== Provided records

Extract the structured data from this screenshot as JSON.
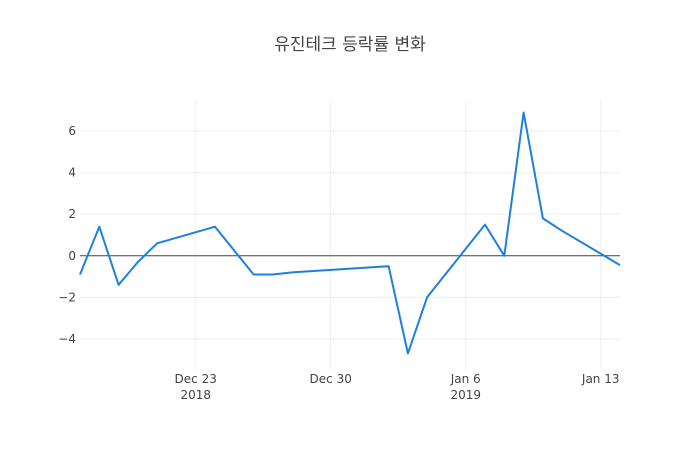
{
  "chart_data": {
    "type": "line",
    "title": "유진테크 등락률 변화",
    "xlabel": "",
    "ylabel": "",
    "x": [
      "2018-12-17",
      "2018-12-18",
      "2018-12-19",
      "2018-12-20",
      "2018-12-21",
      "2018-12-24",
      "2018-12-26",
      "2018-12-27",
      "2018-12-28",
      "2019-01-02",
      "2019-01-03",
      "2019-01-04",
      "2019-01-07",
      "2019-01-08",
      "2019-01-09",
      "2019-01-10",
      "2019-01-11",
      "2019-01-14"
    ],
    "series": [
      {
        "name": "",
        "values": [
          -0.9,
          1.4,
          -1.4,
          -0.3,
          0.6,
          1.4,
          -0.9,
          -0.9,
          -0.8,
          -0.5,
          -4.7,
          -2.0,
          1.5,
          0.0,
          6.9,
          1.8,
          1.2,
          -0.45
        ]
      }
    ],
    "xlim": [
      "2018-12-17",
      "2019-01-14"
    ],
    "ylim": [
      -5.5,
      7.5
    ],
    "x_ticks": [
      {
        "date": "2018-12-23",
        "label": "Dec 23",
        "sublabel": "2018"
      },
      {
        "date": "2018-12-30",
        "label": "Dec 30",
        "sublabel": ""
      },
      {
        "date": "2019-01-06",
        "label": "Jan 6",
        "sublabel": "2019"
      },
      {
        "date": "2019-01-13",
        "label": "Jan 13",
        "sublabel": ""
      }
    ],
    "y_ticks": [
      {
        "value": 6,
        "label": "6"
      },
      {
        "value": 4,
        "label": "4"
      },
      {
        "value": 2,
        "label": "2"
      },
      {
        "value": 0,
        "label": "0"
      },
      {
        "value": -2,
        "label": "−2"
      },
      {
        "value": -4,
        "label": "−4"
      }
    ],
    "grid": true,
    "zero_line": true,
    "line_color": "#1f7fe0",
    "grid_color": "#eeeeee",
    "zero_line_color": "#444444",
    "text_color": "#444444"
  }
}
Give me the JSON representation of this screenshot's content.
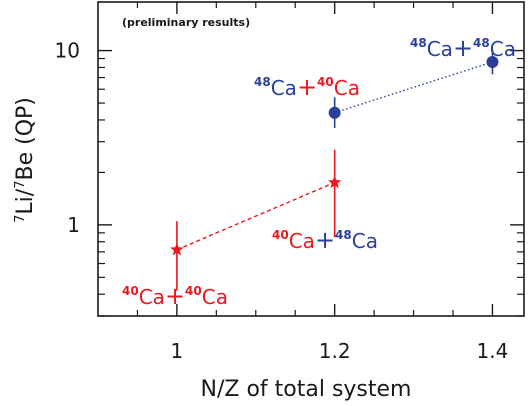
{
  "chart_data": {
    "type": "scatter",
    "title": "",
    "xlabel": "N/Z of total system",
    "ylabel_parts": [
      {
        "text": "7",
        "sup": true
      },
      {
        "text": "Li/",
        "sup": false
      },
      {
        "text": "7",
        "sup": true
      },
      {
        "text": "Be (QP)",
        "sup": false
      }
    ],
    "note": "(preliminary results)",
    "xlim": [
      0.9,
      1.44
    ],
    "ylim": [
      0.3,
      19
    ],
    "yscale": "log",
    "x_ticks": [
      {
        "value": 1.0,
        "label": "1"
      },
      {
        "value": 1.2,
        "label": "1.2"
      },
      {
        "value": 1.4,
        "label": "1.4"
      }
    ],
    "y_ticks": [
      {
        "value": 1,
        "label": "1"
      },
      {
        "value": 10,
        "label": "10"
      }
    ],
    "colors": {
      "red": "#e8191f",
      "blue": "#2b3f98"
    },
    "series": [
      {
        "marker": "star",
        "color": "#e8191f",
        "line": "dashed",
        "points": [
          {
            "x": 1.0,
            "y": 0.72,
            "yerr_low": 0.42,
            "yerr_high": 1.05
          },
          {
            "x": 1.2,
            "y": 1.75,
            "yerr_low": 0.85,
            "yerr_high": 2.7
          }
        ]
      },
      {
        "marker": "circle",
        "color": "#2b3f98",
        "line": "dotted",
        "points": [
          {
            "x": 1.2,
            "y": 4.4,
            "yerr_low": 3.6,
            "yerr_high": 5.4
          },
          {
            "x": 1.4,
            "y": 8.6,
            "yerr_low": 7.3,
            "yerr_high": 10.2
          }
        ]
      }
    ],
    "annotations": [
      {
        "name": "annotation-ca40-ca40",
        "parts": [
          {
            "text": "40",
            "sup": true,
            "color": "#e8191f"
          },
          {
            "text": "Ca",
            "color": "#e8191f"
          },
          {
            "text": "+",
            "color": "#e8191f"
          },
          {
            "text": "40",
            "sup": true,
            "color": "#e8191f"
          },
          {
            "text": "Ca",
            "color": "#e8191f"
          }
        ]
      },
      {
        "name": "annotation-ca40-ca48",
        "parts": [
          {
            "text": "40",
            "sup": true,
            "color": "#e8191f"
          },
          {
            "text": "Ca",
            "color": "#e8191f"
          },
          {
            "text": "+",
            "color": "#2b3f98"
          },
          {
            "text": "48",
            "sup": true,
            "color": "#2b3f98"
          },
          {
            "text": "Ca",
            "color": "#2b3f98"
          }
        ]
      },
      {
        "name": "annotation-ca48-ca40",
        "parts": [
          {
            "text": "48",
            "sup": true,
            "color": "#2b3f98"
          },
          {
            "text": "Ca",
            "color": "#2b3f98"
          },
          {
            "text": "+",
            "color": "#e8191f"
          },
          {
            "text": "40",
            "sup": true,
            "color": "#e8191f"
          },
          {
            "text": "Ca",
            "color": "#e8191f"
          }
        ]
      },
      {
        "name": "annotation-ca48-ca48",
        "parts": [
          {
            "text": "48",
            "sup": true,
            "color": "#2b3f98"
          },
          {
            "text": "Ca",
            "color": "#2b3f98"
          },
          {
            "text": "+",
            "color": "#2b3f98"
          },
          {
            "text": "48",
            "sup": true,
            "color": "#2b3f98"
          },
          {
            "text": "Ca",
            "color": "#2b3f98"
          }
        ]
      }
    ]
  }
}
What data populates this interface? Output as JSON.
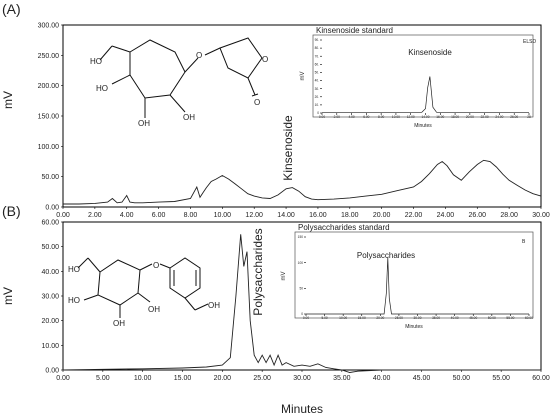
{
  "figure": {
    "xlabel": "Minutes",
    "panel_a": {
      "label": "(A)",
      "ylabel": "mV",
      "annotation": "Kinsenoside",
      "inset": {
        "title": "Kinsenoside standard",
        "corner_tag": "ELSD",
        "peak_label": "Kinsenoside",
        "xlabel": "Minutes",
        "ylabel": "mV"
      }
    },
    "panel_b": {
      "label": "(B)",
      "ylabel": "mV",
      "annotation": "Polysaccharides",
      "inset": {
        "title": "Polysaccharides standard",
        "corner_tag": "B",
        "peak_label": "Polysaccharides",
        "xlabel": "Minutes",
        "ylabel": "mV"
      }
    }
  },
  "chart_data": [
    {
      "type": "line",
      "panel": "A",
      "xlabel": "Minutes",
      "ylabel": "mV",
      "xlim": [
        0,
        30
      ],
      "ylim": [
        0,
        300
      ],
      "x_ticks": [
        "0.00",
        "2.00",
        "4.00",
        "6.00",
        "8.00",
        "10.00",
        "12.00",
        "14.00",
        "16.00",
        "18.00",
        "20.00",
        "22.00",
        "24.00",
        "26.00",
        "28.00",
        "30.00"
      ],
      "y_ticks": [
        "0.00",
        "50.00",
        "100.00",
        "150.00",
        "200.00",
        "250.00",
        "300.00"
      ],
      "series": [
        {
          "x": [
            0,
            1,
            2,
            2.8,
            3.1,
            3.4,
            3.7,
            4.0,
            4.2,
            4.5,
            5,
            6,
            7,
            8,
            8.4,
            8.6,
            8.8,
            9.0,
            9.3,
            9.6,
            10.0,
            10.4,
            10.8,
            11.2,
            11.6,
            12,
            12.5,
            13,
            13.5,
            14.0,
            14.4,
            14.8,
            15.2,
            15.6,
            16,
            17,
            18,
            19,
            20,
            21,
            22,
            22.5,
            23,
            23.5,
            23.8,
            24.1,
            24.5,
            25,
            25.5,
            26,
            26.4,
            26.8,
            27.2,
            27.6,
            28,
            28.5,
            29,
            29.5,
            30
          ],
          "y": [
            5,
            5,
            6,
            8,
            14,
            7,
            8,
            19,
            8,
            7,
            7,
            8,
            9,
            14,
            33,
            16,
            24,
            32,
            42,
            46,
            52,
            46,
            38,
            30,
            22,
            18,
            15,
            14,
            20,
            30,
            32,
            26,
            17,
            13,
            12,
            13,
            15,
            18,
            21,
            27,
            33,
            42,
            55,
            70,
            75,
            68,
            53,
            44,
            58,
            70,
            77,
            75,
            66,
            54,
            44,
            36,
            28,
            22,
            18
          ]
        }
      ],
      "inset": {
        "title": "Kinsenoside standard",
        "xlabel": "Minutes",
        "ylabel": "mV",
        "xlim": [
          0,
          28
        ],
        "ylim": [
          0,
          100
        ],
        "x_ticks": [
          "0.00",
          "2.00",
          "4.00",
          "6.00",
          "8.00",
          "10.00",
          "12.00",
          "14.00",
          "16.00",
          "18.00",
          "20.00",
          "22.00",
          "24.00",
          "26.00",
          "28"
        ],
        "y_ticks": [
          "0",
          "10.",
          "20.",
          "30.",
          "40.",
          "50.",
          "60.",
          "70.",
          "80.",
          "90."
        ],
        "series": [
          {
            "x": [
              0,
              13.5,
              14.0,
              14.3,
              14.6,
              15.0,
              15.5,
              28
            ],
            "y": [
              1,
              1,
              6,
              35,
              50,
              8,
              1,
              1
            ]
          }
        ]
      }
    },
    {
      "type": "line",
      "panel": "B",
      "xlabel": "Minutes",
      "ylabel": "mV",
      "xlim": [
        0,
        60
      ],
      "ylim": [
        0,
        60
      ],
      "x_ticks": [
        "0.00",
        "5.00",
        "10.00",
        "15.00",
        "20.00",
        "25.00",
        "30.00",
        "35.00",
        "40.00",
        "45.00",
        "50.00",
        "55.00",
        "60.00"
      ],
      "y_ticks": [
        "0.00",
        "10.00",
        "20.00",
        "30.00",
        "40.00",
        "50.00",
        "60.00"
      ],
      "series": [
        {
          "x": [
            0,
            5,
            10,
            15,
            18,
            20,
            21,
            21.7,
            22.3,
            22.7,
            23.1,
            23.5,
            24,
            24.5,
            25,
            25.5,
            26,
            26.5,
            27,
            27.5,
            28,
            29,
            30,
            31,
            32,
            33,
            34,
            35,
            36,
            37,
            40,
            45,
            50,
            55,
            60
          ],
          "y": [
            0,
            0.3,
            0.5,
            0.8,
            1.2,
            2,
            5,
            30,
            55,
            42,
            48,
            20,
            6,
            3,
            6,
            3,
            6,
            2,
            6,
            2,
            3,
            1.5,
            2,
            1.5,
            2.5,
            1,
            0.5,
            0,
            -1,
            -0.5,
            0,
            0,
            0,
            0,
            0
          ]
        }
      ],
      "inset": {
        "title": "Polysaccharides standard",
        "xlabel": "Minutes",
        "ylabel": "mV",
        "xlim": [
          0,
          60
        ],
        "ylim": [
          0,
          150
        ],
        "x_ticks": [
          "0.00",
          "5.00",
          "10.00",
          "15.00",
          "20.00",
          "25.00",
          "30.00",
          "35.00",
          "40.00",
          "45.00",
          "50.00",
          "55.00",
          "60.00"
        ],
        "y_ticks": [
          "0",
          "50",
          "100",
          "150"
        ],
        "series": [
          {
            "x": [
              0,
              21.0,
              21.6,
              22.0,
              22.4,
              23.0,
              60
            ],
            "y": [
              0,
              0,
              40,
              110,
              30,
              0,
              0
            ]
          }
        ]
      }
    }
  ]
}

====

(What you are asked to do)
Filter the entries down to the lines with the word "date" in them.

(Full response)
        "date": "2018-12-23",
        "date": "2018-12-30",
        "date": "2019-01-06",
        "date": "2019-01-13",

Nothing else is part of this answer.